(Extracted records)
▬▬▬

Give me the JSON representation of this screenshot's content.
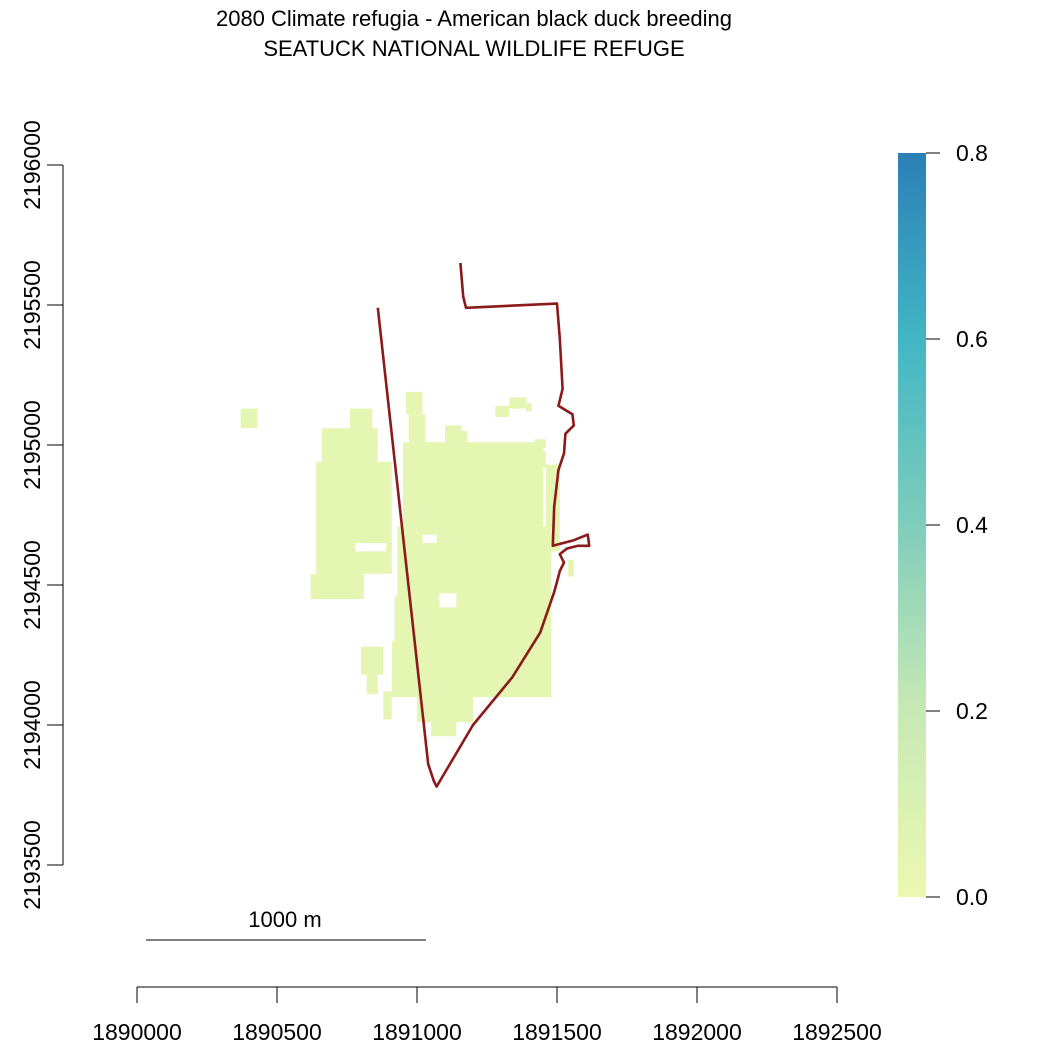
{
  "title": {
    "line1": "2080 Climate refugia - American black duck breeding",
    "line2": "SEATUCK NATIONAL WILDLIFE REFUGE"
  },
  "scale_bar": {
    "label": "1000 m"
  },
  "legend": {
    "title": "",
    "min": 0.0,
    "max": 0.8,
    "ticks": [
      "0.0",
      "0.2",
      "0.4",
      "0.6",
      "0.8"
    ],
    "colors": [
      "#EDF8B1",
      "#C7E9B4",
      "#7FCDBB",
      "#41B6C4",
      "#2C7FB8"
    ]
  },
  "chart_data": {
    "type": "heatmap",
    "title": "2080 Climate refugia - American black duck breeding\nSEATUCK NATIONAL WILDLIFE REFUGE",
    "xlabel": "",
    "ylabel": "",
    "xlim": [
      1890000,
      1892500
    ],
    "ylim": [
      2193500,
      2196000
    ],
    "x_ticks": [
      "1890000",
      "1890500",
      "1891000",
      "1891500",
      "1892000",
      "1892500"
    ],
    "y_ticks": [
      "2193500",
      "2194000",
      "2194500",
      "2195000",
      "2195500",
      "2196000"
    ],
    "grid": false,
    "value_range": [
      0.0,
      0.8
    ],
    "raster_value_estimate": 0.04,
    "boundary_color": "#8B1A1A",
    "boundary": [
      [
        1891155,
        2195650
      ],
      [
        1891165,
        2195530
      ],
      [
        1891175,
        2195490
      ],
      [
        1891500,
        2195505
      ],
      [
        1891510,
        2195380
      ],
      [
        1891520,
        2195200
      ],
      [
        1891505,
        2195140
      ],
      [
        1891555,
        2195110
      ],
      [
        1891560,
        2195070
      ],
      [
        1891530,
        2195040
      ],
      [
        1891525,
        2194970
      ],
      [
        1891505,
        2194910
      ],
      [
        1891490,
        2194780
      ],
      [
        1891485,
        2194640
      ],
      [
        1891560,
        2194660
      ],
      [
        1891610,
        2194680
      ],
      [
        1891615,
        2194640
      ],
      [
        1891575,
        2194640
      ],
      [
        1891535,
        2194630
      ],
      [
        1891510,
        2194610
      ],
      [
        1891525,
        2194580
      ],
      [
        1891510,
        2194550
      ],
      [
        1891505,
        2194530
      ],
      [
        1891490,
        2194475
      ],
      [
        1891440,
        2194330
      ],
      [
        1891340,
        2194170
      ],
      [
        1891200,
        2194000
      ],
      [
        1891070,
        2193780
      ],
      [
        1891060,
        2193800
      ],
      [
        1891040,
        2193860
      ],
      [
        1890860,
        2195490
      ]
    ],
    "raster_cells": [
      [
        1890370,
        2195060,
        60,
        70
      ],
      [
        1890620,
        2194450,
        190,
        90
      ],
      [
        1890640,
        2194540,
        270,
        400
      ],
      [
        1890660,
        2194940,
        200,
        120
      ],
      [
        1890760,
        2195060,
        80,
        70
      ],
      [
        1890800,
        2194180,
        80,
        100
      ],
      [
        1890820,
        2194110,
        40,
        70
      ],
      [
        1890880,
        2194020,
        30,
        100
      ],
      [
        1890910,
        2194100,
        570,
        200
      ],
      [
        1890920,
        2194300,
        560,
        160
      ],
      [
        1890930,
        2194460,
        550,
        250
      ],
      [
        1890950,
        2194710,
        500,
        300
      ],
      [
        1890970,
        2195010,
        60,
        100
      ],
      [
        1890960,
        2195110,
        60,
        80
      ],
      [
        1891000,
        2194010,
        200,
        90
      ],
      [
        1891050,
        2193960,
        90,
        50
      ],
      [
        1891100,
        2195010,
        60,
        60
      ],
      [
        1891150,
        2195010,
        30,
        40
      ],
      [
        1891280,
        2195100,
        50,
        40
      ],
      [
        1891330,
        2195130,
        60,
        40
      ],
      [
        1891390,
        2195120,
        20,
        30
      ],
      [
        1891350,
        2194950,
        40,
        30
      ],
      [
        1891420,
        2194990,
        40,
        30
      ],
      [
        1891430,
        2194920,
        30,
        60
      ],
      [
        1891460,
        2194620,
        50,
        310
      ],
      [
        1891540,
        2194530,
        20,
        60
      ]
    ],
    "raster_holes": [
      [
        1891080,
        2194420,
        60,
        50
      ],
      [
        1890780,
        2194620,
        110,
        30
      ],
      [
        1891020,
        2194650,
        50,
        30
      ]
    ]
  }
}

▬▬▬

* **PROBLEM DETAILS**
Copy out every line of the listing that contains the string "title".

* **OUTPUT FOR THIS TASK**
  "title": {
    "title": "",
    "title": "2080 Climate refugia - American black duck breeding\nSEATUCK NATIONAL WILDLIFE REFUGE",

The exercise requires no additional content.